[begin Data excerpts]
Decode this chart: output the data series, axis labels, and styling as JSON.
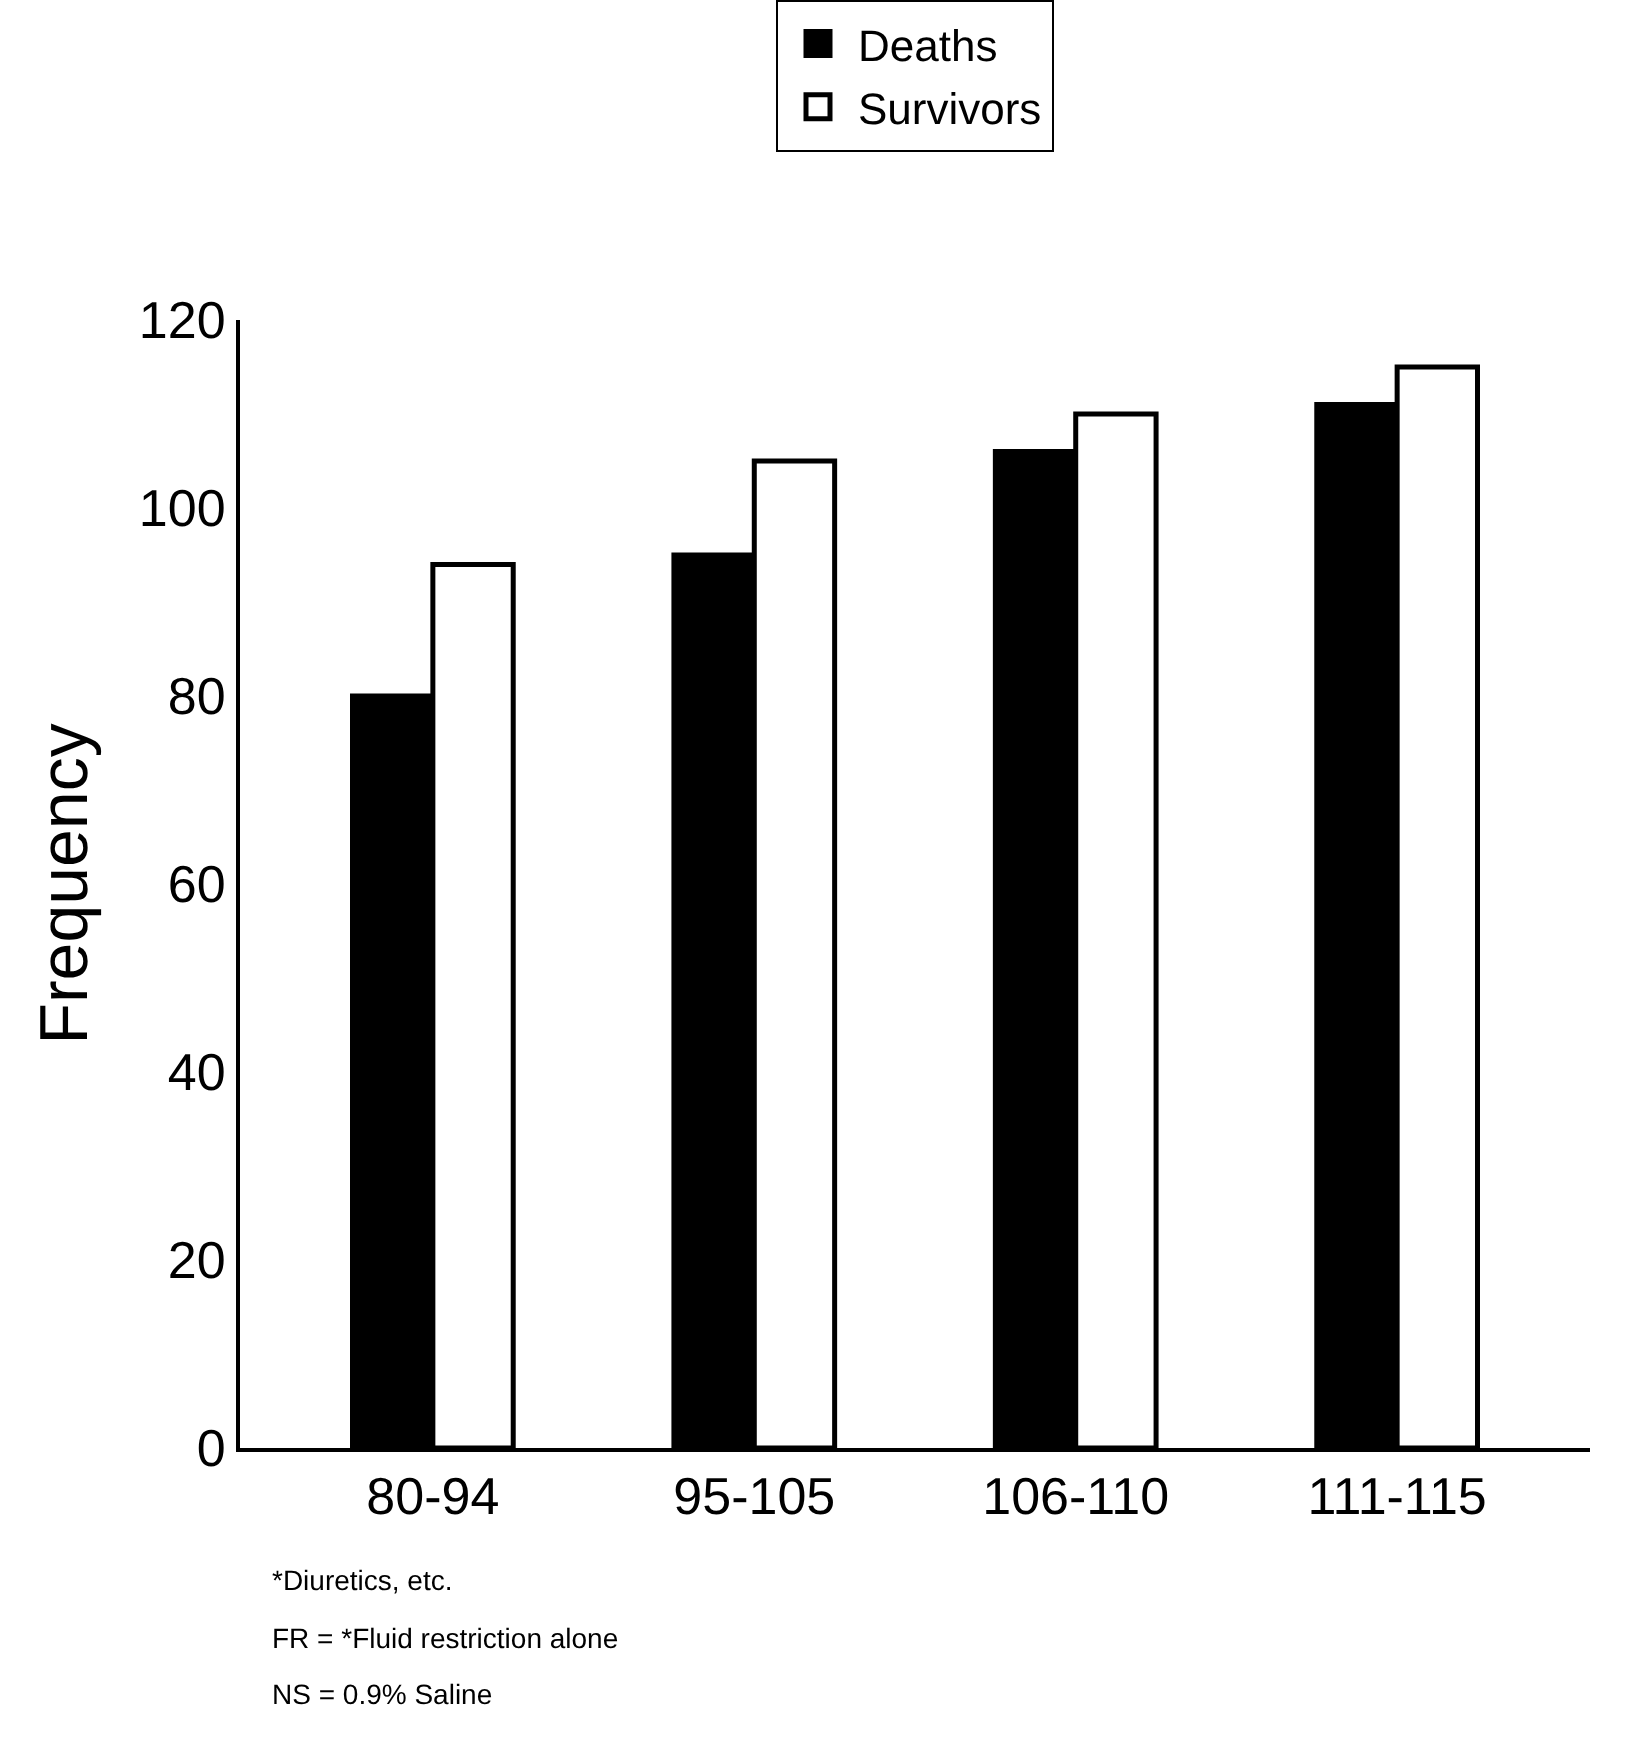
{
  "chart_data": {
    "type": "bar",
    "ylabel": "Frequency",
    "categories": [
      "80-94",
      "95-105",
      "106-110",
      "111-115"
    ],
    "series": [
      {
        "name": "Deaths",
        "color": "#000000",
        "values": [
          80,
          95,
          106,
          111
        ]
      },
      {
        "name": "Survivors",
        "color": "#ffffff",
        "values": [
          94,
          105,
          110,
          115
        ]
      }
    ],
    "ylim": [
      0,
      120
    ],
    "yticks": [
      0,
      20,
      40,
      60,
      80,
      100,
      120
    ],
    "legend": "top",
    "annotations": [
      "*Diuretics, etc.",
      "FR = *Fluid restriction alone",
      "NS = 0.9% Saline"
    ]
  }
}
[end Data excerpts]
• _Exercise description_
Transcribe every record above exactly as written, leaving out any pictures.

• _Task output_
Decode this chart: output the data series, axis labels, and styling as JSON.
{
  "chart_data": {
    "type": "bar",
    "ylabel": "Frequency",
    "categories": [
      "80-94",
      "95-105",
      "106-110",
      "111-115"
    ],
    "series": [
      {
        "name": "Deaths",
        "color": "#000000",
        "values": [
          80,
          95,
          106,
          111
        ]
      },
      {
        "name": "Survivors",
        "color": "#ffffff",
        "values": [
          94,
          105,
          110,
          115
        ]
      }
    ],
    "ylim": [
      0,
      120
    ],
    "yticks": [
      0,
      20,
      40,
      60,
      80,
      100,
      120
    ],
    "legend": "top",
    "annotations": [
      "*Diuretics, etc.",
      "FR = *Fluid restriction alone",
      "NS = 0.9% Saline"
    ]
  }
}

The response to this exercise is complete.